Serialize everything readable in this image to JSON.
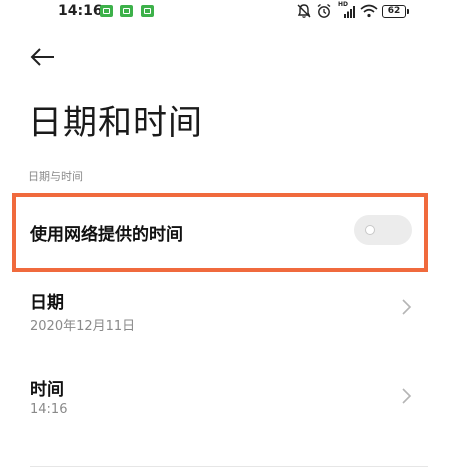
{
  "status_bar": {
    "time": "14:16",
    "battery_level": "62",
    "network_label": "HD",
    "icons": [
      "notification-icon",
      "notification-icon",
      "notification-icon",
      "mute-icon",
      "alarm-icon",
      "signal-icon",
      "wifi-icon",
      "battery-icon"
    ],
    "notification_color": "#3db14a"
  },
  "header": {
    "back_icon": "back-arrow-icon",
    "title": "日期和时间"
  },
  "section": {
    "label": "日期与时间"
  },
  "settings": {
    "network_time": {
      "label": "使用网络提供的时间",
      "toggle_on": false
    },
    "date": {
      "label": "日期",
      "value": "2020年12月11日"
    },
    "time": {
      "label": "时间",
      "value": "14:16"
    }
  },
  "colors": {
    "highlight": "#f06a3d",
    "toggle_track": "#ececec",
    "secondary_text": "#8a8a8a"
  }
}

● ● ● ● ●

WORK TO BE COMPLETED -> Using the material above, retype each entry exactly and omit the pictures.

SOLUTION TO THIS EXERCISE ->
Serialize everything readable in this image to JSON.
{
  "status_bar": {
    "time": "14:16",
    "battery_level": "62",
    "network_label": "HD",
    "icons": [
      "notification-icon",
      "notification-icon",
      "notification-icon",
      "mute-icon",
      "alarm-icon",
      "signal-icon",
      "wifi-icon",
      "battery-icon"
    ],
    "notification_color": "#3db14a"
  },
  "header": {
    "back_icon": "back-arrow-icon",
    "title": "日期和时间"
  },
  "section": {
    "label": "日期与时间"
  },
  "settings": {
    "network_time": {
      "label": "使用网络提供的时间",
      "toggle_on": false
    },
    "date": {
      "label": "日期",
      "value": "2020年12月11日"
    },
    "time": {
      "label": "时间",
      "value": "14:16"
    }
  },
  "colors": {
    "highlight": "#f06a3d",
    "toggle_track": "#ececec",
    "secondary_text": "#8a8a8a"
  }
}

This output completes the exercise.